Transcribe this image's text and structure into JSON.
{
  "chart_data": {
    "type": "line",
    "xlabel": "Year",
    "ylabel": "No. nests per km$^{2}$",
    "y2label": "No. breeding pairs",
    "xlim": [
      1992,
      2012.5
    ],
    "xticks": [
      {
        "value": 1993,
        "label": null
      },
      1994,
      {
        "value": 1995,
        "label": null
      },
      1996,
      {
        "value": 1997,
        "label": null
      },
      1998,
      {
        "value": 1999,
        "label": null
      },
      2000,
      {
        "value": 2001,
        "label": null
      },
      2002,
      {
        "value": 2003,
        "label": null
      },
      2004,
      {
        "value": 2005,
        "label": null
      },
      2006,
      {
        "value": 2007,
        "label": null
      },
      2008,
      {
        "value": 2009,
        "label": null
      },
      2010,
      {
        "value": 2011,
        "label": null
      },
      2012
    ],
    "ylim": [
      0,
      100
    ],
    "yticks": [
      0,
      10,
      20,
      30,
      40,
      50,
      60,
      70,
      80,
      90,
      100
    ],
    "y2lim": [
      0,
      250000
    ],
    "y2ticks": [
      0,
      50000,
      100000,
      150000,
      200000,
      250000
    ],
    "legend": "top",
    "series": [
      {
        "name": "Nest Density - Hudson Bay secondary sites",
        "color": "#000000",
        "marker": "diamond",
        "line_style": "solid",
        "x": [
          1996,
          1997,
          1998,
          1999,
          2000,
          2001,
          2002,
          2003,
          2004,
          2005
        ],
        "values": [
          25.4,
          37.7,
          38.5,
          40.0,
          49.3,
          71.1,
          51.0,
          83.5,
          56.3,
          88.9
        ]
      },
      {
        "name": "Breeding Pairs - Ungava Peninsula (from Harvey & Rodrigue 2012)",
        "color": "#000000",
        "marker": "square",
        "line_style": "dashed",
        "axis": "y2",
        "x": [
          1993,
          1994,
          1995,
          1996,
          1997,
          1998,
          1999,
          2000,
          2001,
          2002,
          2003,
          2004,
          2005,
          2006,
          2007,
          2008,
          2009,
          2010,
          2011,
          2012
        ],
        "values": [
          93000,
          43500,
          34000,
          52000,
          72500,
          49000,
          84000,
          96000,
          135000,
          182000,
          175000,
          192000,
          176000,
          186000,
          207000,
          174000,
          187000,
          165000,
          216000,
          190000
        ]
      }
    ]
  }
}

Do this: Every entry must be quoted exactly as it appears above.

Solved problem:
Transcribe this image's text and structure into JSON.
{
  "chart_data": {
    "type": "line",
    "xlabel": "Year",
    "ylabel": "No. nests per km$^{2}$",
    "y2label": "No. breeding pairs",
    "xlim": [
      1992,
      2012.5
    ],
    "xticks": [
      {
        "value": 1993,
        "label": null
      },
      1994,
      {
        "value": 1995,
        "label": null
      },
      1996,
      {
        "value": 1997,
        "label": null
      },
      1998,
      {
        "value": 1999,
        "label": null
      },
      2000,
      {
        "value": 2001,
        "label": null
      },
      2002,
      {
        "value": 2003,
        "label": null
      },
      2004,
      {
        "value": 2005,
        "label": null
      },
      2006,
      {
        "value": 2007,
        "label": null
      },
      2008,
      {
        "value": 2009,
        "label": null
      },
      2010,
      {
        "value": 2011,
        "label": null
      },
      2012
    ],
    "ylim": [
      0,
      100
    ],
    "yticks": [
      0,
      10,
      20,
      30,
      40,
      50,
      60,
      70,
      80,
      90,
      100
    ],
    "y2lim": [
      0,
      250000
    ],
    "y2ticks": [
      0,
      50000,
      100000,
      150000,
      200000,
      250000
    ],
    "legend": "top",
    "series": [
      {
        "name": "Nest Density - Hudson Bay secondary sites",
        "color": "#000000",
        "marker": "diamond",
        "line_style": "solid",
        "x": [
          1996,
          1997,
          1998,
          1999,
          2000,
          2001,
          2002,
          2003,
          2004,
          2005
        ],
        "values": [
          25.4,
          37.7,
          38.5,
          40.0,
          49.3,
          71.1,
          51.0,
          83.5,
          56.3,
          88.9
        ]
      },
      {
        "name": "Breeding Pairs - Ungava Peninsula (from Harvey & Rodrigue 2012)",
        "color": "#000000",
        "marker": "square",
        "line_style": "dashed",
        "axis": "y2",
        "x": [
          1993,
          1994,
          1995,
          1996,
          1997,
          1998,
          1999,
          2000,
          2001,
          2002,
          2003,
          2004,
          2005,
          2006,
          2007,
          2008,
          2009,
          2010,
          2011,
          2012
        ],
        "values": [
          93000,
          43500,
          34000,
          52000,
          72500,
          49000,
          84000,
          96000,
          135000,
          182000,
          175000,
          192000,
          176000,
          186000,
          207000,
          174000,
          187000,
          165000,
          216000,
          190000
        ]
      }
    ]
  }
}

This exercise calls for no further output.